**Data to use**
════

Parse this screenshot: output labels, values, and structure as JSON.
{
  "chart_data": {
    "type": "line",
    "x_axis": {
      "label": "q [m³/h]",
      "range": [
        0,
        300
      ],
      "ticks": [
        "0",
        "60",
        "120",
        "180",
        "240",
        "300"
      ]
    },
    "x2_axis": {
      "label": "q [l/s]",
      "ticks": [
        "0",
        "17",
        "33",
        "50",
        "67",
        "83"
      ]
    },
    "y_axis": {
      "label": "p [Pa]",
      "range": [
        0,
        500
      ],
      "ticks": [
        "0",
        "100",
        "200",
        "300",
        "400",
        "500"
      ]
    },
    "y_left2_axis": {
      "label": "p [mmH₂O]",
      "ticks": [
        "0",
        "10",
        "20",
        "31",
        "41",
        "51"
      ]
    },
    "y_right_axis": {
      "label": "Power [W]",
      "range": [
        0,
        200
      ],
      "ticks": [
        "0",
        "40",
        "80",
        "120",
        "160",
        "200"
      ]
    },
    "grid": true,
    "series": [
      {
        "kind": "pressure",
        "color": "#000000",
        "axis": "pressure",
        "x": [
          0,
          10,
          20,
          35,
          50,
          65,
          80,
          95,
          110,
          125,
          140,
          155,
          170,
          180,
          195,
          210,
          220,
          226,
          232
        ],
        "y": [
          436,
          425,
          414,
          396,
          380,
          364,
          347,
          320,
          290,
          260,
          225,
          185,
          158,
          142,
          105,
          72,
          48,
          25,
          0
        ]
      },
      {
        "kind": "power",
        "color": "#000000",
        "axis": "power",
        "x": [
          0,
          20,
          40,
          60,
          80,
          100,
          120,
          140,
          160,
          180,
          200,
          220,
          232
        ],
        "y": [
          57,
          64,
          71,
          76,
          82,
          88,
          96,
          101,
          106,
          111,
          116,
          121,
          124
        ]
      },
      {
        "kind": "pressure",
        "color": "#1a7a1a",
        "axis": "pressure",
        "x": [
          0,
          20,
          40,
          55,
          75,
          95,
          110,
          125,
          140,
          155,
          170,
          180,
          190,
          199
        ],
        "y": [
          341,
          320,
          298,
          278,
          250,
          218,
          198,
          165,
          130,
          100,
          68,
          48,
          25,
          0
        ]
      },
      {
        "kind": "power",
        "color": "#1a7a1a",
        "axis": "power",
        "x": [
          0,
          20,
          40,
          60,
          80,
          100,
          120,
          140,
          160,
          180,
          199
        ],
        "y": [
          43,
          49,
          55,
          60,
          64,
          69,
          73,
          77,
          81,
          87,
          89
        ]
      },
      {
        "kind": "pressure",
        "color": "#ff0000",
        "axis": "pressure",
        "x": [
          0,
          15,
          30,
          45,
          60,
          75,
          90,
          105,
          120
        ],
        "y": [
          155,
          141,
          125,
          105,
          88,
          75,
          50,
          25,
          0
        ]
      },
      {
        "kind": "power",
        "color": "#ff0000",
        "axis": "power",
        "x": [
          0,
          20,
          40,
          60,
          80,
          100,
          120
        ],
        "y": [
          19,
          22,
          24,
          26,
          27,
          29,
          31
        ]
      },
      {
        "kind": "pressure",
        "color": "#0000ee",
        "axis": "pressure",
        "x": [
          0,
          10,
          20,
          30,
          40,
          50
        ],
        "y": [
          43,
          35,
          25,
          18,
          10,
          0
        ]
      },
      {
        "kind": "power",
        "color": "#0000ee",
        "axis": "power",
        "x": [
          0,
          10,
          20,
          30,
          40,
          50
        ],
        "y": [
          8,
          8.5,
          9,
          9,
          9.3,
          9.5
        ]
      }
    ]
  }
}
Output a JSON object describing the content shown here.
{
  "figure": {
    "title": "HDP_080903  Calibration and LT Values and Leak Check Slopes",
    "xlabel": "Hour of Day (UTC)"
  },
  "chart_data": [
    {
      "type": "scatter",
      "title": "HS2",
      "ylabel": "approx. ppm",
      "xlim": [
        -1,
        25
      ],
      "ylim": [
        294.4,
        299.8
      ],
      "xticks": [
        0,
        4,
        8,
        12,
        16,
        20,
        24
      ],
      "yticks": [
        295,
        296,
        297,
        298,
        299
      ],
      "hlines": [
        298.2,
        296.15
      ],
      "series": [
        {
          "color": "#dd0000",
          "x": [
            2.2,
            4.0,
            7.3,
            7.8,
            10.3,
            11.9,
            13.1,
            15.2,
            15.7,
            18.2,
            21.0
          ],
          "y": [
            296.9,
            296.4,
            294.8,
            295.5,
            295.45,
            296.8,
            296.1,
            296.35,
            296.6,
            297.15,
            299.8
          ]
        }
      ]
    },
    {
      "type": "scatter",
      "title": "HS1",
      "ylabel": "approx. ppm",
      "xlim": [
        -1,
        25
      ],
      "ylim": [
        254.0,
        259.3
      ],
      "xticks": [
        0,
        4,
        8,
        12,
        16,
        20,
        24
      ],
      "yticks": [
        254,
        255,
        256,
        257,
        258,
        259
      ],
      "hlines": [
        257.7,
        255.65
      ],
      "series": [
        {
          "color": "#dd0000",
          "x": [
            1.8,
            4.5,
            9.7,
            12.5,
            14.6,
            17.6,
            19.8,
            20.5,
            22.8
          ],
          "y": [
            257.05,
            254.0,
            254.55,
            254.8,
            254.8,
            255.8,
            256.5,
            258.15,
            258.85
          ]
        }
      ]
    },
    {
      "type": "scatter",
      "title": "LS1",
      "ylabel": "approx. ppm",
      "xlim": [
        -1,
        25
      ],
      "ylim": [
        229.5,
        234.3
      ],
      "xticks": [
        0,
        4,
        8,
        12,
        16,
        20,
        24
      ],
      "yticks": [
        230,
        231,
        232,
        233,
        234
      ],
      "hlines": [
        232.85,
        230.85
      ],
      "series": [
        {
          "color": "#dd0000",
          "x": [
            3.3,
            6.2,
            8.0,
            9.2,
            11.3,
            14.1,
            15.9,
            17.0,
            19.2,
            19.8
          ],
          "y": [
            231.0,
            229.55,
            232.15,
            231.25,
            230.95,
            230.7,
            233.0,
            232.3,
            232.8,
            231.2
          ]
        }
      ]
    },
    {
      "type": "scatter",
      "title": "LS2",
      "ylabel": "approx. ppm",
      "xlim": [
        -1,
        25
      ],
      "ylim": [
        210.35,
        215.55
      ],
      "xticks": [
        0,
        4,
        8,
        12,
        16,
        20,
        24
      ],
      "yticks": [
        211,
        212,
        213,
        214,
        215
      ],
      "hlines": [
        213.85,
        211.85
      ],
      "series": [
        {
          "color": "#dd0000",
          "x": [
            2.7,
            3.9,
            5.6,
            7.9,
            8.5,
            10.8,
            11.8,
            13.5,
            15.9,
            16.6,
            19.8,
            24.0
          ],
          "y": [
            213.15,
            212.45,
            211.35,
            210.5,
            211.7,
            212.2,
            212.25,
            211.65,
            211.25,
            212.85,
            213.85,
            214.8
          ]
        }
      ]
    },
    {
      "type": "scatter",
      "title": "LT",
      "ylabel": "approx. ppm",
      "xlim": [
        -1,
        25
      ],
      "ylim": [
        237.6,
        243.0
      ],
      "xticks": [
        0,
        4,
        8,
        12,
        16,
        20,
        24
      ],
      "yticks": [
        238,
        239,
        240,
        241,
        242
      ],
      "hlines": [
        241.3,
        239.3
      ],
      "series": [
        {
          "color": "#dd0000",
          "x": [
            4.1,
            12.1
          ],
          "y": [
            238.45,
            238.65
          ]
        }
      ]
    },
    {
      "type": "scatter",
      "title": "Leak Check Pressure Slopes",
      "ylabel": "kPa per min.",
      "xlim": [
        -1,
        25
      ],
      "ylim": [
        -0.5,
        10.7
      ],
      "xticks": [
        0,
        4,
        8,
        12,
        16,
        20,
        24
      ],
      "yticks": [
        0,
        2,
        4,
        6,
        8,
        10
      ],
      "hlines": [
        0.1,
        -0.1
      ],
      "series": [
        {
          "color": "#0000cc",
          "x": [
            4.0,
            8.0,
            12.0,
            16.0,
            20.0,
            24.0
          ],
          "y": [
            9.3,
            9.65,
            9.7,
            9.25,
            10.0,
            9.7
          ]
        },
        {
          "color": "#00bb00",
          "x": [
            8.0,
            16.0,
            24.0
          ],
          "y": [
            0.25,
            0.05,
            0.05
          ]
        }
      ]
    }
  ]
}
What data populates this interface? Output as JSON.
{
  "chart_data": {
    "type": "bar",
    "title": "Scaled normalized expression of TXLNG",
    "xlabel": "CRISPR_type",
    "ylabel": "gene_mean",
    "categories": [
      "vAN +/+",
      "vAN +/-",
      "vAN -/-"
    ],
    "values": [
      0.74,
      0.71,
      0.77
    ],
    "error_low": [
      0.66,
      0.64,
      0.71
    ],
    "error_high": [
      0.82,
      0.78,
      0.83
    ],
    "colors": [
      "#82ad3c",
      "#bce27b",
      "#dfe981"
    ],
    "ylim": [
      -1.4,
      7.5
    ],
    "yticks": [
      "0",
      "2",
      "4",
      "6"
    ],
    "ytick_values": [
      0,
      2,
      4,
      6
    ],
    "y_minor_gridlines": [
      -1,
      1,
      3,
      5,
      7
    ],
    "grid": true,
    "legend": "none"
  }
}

════

Check each line of the records for the word "this", and show the lines that contain it.

**Output of the task**
Parse this screenshot: output labels, values, and structure as JSON.
What data populates this interface? Output as JSON.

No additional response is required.